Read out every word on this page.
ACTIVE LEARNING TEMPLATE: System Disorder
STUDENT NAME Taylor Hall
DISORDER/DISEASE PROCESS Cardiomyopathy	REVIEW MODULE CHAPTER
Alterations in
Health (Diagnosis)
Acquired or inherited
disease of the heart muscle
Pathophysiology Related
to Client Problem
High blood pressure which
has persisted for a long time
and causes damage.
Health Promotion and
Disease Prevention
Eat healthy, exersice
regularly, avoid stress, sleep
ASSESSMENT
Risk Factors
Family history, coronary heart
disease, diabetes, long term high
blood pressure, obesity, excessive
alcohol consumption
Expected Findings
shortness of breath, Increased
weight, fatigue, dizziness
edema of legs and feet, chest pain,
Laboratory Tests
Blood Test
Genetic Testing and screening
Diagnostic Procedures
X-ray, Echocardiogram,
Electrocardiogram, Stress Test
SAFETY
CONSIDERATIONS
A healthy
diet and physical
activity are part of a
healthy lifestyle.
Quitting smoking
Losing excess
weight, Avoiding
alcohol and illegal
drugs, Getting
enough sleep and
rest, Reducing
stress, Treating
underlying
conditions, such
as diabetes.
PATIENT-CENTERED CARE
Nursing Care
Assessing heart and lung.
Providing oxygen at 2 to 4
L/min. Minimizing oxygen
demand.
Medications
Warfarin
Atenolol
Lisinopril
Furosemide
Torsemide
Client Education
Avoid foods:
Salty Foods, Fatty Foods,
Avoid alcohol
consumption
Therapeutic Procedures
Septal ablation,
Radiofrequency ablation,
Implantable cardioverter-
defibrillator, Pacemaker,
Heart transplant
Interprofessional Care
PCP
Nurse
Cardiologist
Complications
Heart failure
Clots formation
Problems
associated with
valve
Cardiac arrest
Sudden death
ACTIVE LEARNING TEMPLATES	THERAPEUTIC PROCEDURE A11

◆ Problem details:
Look through the entries and work out how many lines have the word "weight" in them; reply with that number only.

◆ Worked answer:
2